Short exercise. Extract the complete data exactly as given.
....
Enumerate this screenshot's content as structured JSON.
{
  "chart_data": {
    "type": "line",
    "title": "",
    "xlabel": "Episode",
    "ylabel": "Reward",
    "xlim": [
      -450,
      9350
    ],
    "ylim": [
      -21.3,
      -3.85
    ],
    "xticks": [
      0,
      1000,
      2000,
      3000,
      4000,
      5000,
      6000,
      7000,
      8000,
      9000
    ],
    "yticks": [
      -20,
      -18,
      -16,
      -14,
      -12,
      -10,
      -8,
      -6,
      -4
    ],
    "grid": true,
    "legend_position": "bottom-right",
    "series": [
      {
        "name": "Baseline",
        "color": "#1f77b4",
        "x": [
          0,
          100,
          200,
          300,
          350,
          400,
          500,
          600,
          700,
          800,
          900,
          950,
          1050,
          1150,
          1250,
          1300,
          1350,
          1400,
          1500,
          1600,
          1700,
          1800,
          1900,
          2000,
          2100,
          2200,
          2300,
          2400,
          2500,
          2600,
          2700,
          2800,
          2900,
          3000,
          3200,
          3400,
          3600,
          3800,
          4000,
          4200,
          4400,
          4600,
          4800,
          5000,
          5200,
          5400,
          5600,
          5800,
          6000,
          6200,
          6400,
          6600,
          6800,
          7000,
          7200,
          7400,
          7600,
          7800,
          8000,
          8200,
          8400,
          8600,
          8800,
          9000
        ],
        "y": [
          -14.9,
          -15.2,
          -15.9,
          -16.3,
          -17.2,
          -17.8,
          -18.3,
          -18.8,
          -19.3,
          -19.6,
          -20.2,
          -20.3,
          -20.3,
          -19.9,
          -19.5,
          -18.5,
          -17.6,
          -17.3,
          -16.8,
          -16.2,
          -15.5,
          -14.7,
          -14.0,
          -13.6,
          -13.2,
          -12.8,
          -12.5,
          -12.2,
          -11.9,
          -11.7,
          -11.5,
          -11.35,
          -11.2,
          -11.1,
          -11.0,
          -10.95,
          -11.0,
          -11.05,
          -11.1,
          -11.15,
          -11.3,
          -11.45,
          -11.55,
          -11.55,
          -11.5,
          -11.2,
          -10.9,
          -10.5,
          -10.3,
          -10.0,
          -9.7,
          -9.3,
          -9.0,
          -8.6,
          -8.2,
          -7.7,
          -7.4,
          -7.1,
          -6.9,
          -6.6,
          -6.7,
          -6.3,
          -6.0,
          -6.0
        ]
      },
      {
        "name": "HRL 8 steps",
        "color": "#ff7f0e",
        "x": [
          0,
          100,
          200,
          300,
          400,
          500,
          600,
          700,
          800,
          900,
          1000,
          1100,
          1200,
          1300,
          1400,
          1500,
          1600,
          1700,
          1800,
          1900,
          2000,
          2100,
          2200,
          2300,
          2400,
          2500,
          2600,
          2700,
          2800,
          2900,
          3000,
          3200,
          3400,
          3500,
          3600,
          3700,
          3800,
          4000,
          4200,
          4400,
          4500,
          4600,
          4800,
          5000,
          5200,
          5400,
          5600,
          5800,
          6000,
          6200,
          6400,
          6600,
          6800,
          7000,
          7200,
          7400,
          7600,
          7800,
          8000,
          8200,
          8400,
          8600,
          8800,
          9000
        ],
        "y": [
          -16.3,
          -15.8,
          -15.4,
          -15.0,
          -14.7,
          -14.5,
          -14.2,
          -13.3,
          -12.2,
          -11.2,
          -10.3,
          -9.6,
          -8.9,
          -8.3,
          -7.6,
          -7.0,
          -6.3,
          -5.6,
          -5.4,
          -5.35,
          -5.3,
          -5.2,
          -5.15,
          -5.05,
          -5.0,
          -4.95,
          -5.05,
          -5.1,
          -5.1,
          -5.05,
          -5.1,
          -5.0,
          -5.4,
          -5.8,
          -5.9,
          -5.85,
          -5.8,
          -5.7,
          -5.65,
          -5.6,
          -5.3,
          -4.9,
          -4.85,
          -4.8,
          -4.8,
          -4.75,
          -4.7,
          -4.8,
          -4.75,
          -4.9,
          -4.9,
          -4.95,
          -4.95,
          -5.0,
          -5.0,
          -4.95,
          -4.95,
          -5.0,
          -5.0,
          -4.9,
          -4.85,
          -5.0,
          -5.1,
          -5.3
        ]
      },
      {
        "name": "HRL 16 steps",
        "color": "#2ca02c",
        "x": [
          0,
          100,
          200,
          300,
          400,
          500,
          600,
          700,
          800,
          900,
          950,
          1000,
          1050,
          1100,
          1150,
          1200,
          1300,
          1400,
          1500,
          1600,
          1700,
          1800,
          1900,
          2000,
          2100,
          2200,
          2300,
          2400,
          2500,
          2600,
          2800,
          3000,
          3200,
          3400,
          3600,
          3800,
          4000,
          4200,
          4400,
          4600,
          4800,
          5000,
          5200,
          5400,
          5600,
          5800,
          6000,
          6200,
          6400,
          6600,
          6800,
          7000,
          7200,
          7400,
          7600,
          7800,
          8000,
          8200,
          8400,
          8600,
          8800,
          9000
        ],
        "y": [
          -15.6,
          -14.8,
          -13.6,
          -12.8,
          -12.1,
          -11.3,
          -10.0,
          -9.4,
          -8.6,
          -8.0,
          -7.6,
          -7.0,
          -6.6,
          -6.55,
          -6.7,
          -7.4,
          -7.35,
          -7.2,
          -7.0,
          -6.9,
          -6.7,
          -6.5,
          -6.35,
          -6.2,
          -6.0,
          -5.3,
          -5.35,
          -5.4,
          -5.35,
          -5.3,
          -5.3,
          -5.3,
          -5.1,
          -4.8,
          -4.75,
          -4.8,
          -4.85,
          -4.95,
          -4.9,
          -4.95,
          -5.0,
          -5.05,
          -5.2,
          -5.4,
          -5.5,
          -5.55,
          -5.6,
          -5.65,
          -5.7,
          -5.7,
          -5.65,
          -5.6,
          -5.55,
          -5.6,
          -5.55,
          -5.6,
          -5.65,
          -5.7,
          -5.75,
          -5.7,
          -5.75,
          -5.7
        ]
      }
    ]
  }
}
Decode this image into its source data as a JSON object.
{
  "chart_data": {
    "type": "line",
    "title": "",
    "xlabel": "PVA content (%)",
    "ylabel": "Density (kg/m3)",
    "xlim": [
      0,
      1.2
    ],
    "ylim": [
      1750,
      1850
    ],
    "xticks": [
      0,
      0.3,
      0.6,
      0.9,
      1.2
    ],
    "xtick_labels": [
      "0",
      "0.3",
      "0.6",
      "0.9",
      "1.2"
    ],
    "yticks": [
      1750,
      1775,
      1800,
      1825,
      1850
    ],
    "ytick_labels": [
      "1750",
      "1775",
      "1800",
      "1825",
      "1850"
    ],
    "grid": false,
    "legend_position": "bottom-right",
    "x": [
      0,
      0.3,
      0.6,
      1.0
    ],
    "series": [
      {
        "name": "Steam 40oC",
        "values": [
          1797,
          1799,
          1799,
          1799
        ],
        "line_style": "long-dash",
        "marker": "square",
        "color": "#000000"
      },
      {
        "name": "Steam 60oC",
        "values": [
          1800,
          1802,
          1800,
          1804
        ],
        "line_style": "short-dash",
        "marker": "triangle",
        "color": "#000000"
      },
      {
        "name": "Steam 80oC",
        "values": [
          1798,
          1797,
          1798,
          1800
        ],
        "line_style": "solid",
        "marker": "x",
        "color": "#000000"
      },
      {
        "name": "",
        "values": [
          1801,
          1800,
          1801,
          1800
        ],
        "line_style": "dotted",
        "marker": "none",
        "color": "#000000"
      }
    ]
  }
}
....
Exercise output.
Enumerate this screenshot's content as structured JSON.
{
  "chart_data": {
    "type": "line",
    "title": "",
    "xlabel": "Episode",
    "ylabel": "Reward",
    "xlim": [
      -450,
      9350
    ],
    "ylim": [
      -21.3,
      -3.85
    ],
    "xticks": [
      0,
      1000,
      2000,
      3000,
      4000,
      5000,
      6000,
      7000,
      8000,
      9000
    ],
    "yticks": [
      -20,
      -18,
      -16,
      -14,
      -12,
      -10,
      -8,
      -6,
      -4
    ],
    "grid": true,
    "legend_position": "bottom-right",
    "series": [
      {
        "name": "Baseline",
        "color": "#1f77b4",
        "x": [
          0,
          100,
          200,
          300,
          350,
          400,
          500,
          600,
          700,
          800,
          900,
          950,
          1050,
          1150,
          1250,
          1300,
          1350,
          1400,
          1500,
          1600,
          1700,
          1800,
          1900,
          2000,
          2100,
          2200,
          2300,
          2400,
          2500,
          2600,
          2700,
          2800,
          2900,
          3000,
          3200,
          3400,
          3600,
          3800,
          4000,
          4200,
          4400,
          4600,
          4800,
          5000,
          5200,
          5400,
          5600,
          5800,
          6000,
          6200,
          6400,
          6600,
          6800,
          7000,
          7200,
          7400,
          7600,
          7800,
          8000,
          8200,
          8400,
          8600,
          8800,
          9000
        ],
        "y": [
          -14.9,
          -15.2,
          -15.9,
          -16.3,
          -17.2,
          -17.8,
          -18.3,
          -18.8,
          -19.3,
          -19.6,
          -20.2,
          -20.3,
          -20.3,
          -19.9,
          -19.5,
          -18.5,
          -17.6,
          -17.3,
          -16.8,
          -16.2,
          -15.5,
          -14.7,
          -14.0,
          -13.6,
          -13.2,
          -12.8,
          -12.5,
          -12.2,
          -11.9,
          -11.7,
          -11.5,
          -11.35,
          -11.2,
          -11.1,
          -11.0,
          -10.95,
          -11.0,
          -11.05,
          -11.1,
          -11.15,
          -11.3,
          -11.45,
          -11.55,
          -11.55,
          -11.5,
          -11.2,
          -10.9,
          -10.5,
          -10.3,
          -10.0,
          -9.7,
          -9.3,
          -9.0,
          -8.6,
          -8.2,
          -7.7,
          -7.4,
          -7.1,
          -6.9,
          -6.6,
          -6.7,
          -6.3,
          -6.0,
          -6.0
        ]
      },
      {
        "name": "HRL 8 steps",
        "color": "#ff7f0e",
        "x": [
          0,
          100,
          200,
          300,
          400,
          500,
          600,
          700,
          800,
          900,
          1000,
          1100,
          1200,
          1300,
          1400,
          1500,
          1600,
          1700,
          1800,
          1900,
          2000,
          2100,
          2200,
          2300,
          2400,
          2500,
          2600,
          2700,
          2800,
          2900,
          3000,
          3200,
          3400,
          3500,
          3600,
          3700,
          3800,
          4000,
          4200,
          4400,
          4500,
          4600,
          4800,
          5000,
          5200,
          5400,
          5600,
          5800,
          6000,
          6200,
          6400,
          6600,
          6800,
          7000,
          7200,
          7400,
          7600,
          7800,
          8000,
          8200,
          8400,
          8600,
          8800,
          9000
        ],
        "y": [
          -16.3,
          -15.8,
          -15.4,
          -15.0,
          -14.7,
          -14.5,
          -14.2,
          -13.3,
          -12.2,
          -11.2,
          -10.3,
          -9.6,
          -8.9,
          -8.3,
          -7.6,
          -7.0,
          -6.3,
          -5.6,
          -5.4,
          -5.35,
          -5.3,
          -5.2,
          -5.15,
          -5.05,
          -5.0,
          -4.95,
          -5.05,
          -5.1,
          -5.1,
          -5.05,
          -5.1,
          -5.0,
          -5.4,
          -5.8,
          -5.9,
          -5.85,
          -5.8,
          -5.7,
          -5.65,
          -5.6,
          -5.3,
          -4.9,
          -4.85,
          -4.8,
          -4.8,
          -4.75,
          -4.7,
          -4.8,
          -4.75,
          -4.9,
          -4.9,
          -4.95,
          -4.95,
          -5.0,
          -5.0,
          -4.95,
          -4.95,
          -5.0,
          -5.0,
          -4.9,
          -4.85,
          -5.0,
          -5.1,
          -5.3
        ]
      },
      {
        "name": "HRL 16 steps",
        "color": "#2ca02c",
        "x": [
          0,
          100,
          200,
          300,
          400,
          500,
          600,
          700,
          800,
          900,
          950,
          1000,
          1050,
          1100,
          1150,
          1200,
          1300,
          1400,
          1500,
          1600,
          1700,
          1800,
          1900,
          2000,
          2100,
          2200,
          2300,
          2400,
          2500,
          2600,
          2800,
          3000,
          3200,
          3400,
          3600,
          3800,
          4000,
          4200,
          4400,
          4600,
          4800,
          5000,
          5200,
          5400,
          5600,
          5800,
          6000,
          6200,
          6400,
          6600,
          6800,
          7000,
          7200,
          7400,
          7600,
          7800,
          8000,
          8200,
          8400,
          8600,
          8800,
          9000
        ],
        "y": [
          -15.6,
          -14.8,
          -13.6,
          -12.8,
          -12.1,
          -11.3,
          -10.0,
          -9.4,
          -8.6,
          -8.0,
          -7.6,
          -7.0,
          -6.6,
          -6.55,
          -6.7,
          -7.4,
          -7.35,
          -7.2,
          -7.0,
          -6.9,
          -6.7,
          -6.5,
          -6.35,
          -6.2,
          -6.0,
          -5.3,
          -5.35,
          -5.4,
          -5.35,
          -5.3,
          -5.3,
          -5.3,
          -5.1,
          -4.8,
          -4.75,
          -4.8,
          -4.85,
          -4.95,
          -4.9,
          -4.95,
          -5.0,
          -5.05,
          -5.2,
          -5.4,
          -5.5,
          -5.55,
          -5.6,
          -5.65,
          -5.7,
          -5.7,
          -5.65,
          -5.6,
          -5.55,
          -5.6,
          -5.55,
          -5.6,
          -5.65,
          -5.7,
          -5.75,
          -5.7,
          -5.75,
          -5.7
        ]
      }
    ]
  }
}
Decode this image into its source data as a JSON object.
{
  "chart_data": {
    "type": "line",
    "title": "",
    "xlabel": "PVA content (%)",
    "ylabel": "Density (kg/m3)",
    "xlim": [
      0,
      1.2
    ],
    "ylim": [
      1750,
      1850
    ],
    "xticks": [
      0,
      0.3,
      0.6,
      0.9,
      1.2
    ],
    "xtick_labels": [
      "0",
      "0.3",
      "0.6",
      "0.9",
      "1.2"
    ],
    "yticks": [
      1750,
      1775,
      1800,
      1825,
      1850
    ],
    "ytick_labels": [
      "1750",
      "1775",
      "1800",
      "1825",
      "1850"
    ],
    "grid": false,
    "legend_position": "bottom-right",
    "x": [
      0,
      0.3,
      0.6,
      1.0
    ],
    "series": [
      {
        "name": "Steam 40oC",
        "values": [
          1797,
          1799,
          1799,
          1799
        ],
        "line_style": "long-dash",
        "marker": "square",
        "color": "#000000"
      },
      {
        "name": "Steam 60oC",
        "values": [
          1800,
          1802,
          1800,
          1804
        ],
        "line_style": "short-dash",
        "marker": "triangle",
        "color": "#000000"
      },
      {
        "name": "Steam 80oC",
        "values": [
          1798,
          1797,
          1798,
          1800
        ],
        "line_style": "solid",
        "marker": "x",
        "color": "#000000"
      },
      {
        "name": "",
        "values": [
          1801,
          1800,
          1801,
          1800
        ],
        "line_style": "dotted",
        "marker": "none",
        "color": "#000000"
      }
    ]
  }
}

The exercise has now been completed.